Show each line that has the string "gunnery" in it.

Data records
-- start --

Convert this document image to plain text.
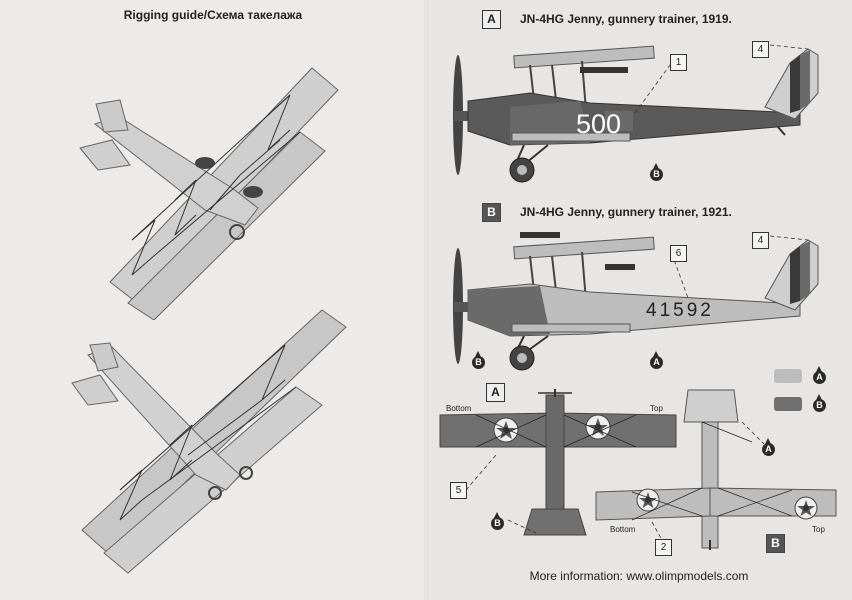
Rigging guide/Схема такелажа	A	JN-4HG Jenny, gunnery trainer, 1919.
500
1
4
B
B	JN-4HG Jenny, gunnery trainer, 1921.
41592
6
4
B	A
A
B
A
Bottom	Top
5
B
B
Bottom	Top
2
A
More information: www.olimpmodels.com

-- end --

- **TASK OUTPUT**
Rigging guide/Схема такелажа	A	JN-4HG Jenny, gunnery trainer, 1919.
B	JN-4HG Jenny, gunnery trainer, 1921.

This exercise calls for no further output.